» TO DO
In the entries that follow, how many lines hold the string "Contiendas"? Give only that number.

» Data excerpts
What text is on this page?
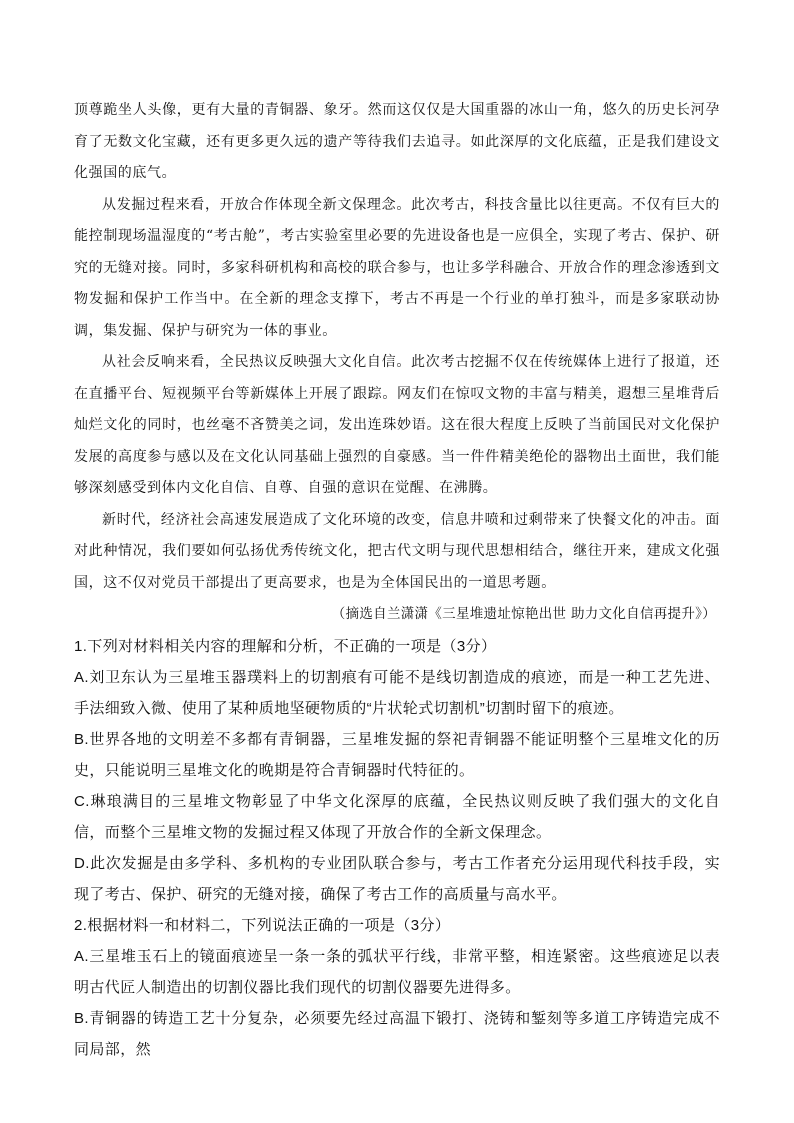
顶尊跪坐人头像，更有大量的青铜器、象牙。然而这仅仅是大国重器的冰山一角，悠久的历史长河孕育了无数文化宝藏，还有更多更久远的遗产等待我们去追寻。如此深厚的文化底蕴，正是我们建设文化强国的底气。

从发掘过程来看，开放合作体现全新文保理念。此次考古，科技含量比以往更高。不仅有巨大的能控制现场温湿度的“考古舱”，考古实验室里必要的先进设备也是一应俱全，实现了考古、保护、研究的无缝对接。同时，多家科研机构和高校的联合参与，也让多学科融合、开放合作的理念渗透到文物发掘和保护工作当中。在全新的理念支撑下，考古不再是一个行业的单打独斗，而是多家联动协调，集发掘、保护与研究为一体的事业。

从社会反响来看，全民热议反映强大文化自信。此次考古挖掘不仅在传统媒体上进行了报道，还在直播平台、短视频平台等新媒体上开展了跟踪。网友们在惊叹文物的丰富与精美，遐想三星堆背后灿烂文化的同时，也丝毫不吝赞美之词，发出连珠妙语。这在很大程度上反映了当前国民对文化保护发展的高度参与感以及在文化认同基础上强烈的自豪感。当一件件精美绝伦的器物出土面世，我们能够深刻感受到体内文化自信、自尊、自强的意识在觉醒、在沸腾。

新时代，经济社会高速发展造成了文化环境的改变，信息井喷和过剩带来了快餐文化的冲击。面对此种情况，我们要如何弘扬优秀传统文化，把古代文明与现代思想相结合，继往开来，建成文化强国，这不仅对党员干部提出了更高要求，也是为全体国民出的一道思考题。

（摘选自兰潇潇《三星堆遗址惊艳出世 助力文化自信再提升》）

1.下列对材料相关内容的理解和分析，不正确的一项是（3分）

A.刘卫东认为三星堆玉器璞料上的切割痕有可能不是线切割造成的痕迹，而是一种工艺先进、手法细致入微、使用了某种质地坚硬物质的“片状轮式切割机”切割时留下的痕迹。

B.世界各地的文明差不多都有青铜器，三星堆发掘的祭祀青铜器不能证明整个三星堆文化的历史，只能说明三星堆文化的晚期是符合青铜器时代特征的。

C.琳琅满目的三星堆文物彰显了中华文化深厚的底蕴，全民热议则反映了我们强大的文化自信，而整个三星堆文物的发掘过程又体现了开放合作的全新文保理念。

D.此次发掘是由多学科、多机构的专业团队联合参与，考古工作者充分运用现代科技手段，实现了考古、保护、研究的无缝对接，确保了考古工作的高质量与高水平。

2.根据材料一和材料二，下列说法正确的一项是（3分）

A.三星堆玉石上的镜面痕迹呈一条一条的弧状平行线，非常平整，相连紧密。这些痕迹足以表明古代匠人制造出的切割仪器比我们现代的切割仪器要先进得多。

B.青铜器的铸造工艺十分复杂，必须要先经过高温下锻打、浇铸和錾刻等多道工序铸造完成不同局部，然
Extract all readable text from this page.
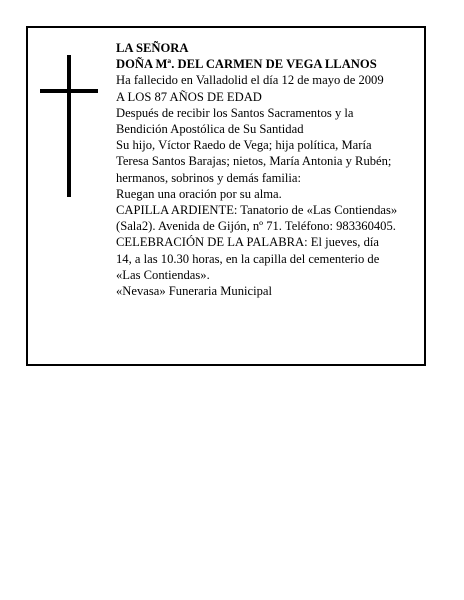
LA SEÑORA
DOÑA Mª. DEL CARMEN DE VEGA LLANOS
Ha fallecido en Valladolid el día 12 de mayo de 2009
A LOS 87 AÑOS DE EDAD
Después de recibir los Santos Sacramentos y la
Bendición Apostólica de Su Santidad
Su hijo, Víctor Raedo de Vega; hija política, María
Teresa Santos Barajas; nietos, María Antonia y Rubén;
hermanos, sobrinos y demás familia:
Ruegan una oración por su alma.
CAPILLA ARDIENTE: Tanatorio de «Las Contiendas»
(Sala2). Avenida de Gijón, nº 71. Teléfono: 983360405.
CELEBRACIÓN DE LA PALABRA: El jueves, día
14, a las 10.30 horas, en la capilla del cementerio de
«Las Contiendas».
«Nevasa» Funeraria Municipal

» TASK SOLUTION
2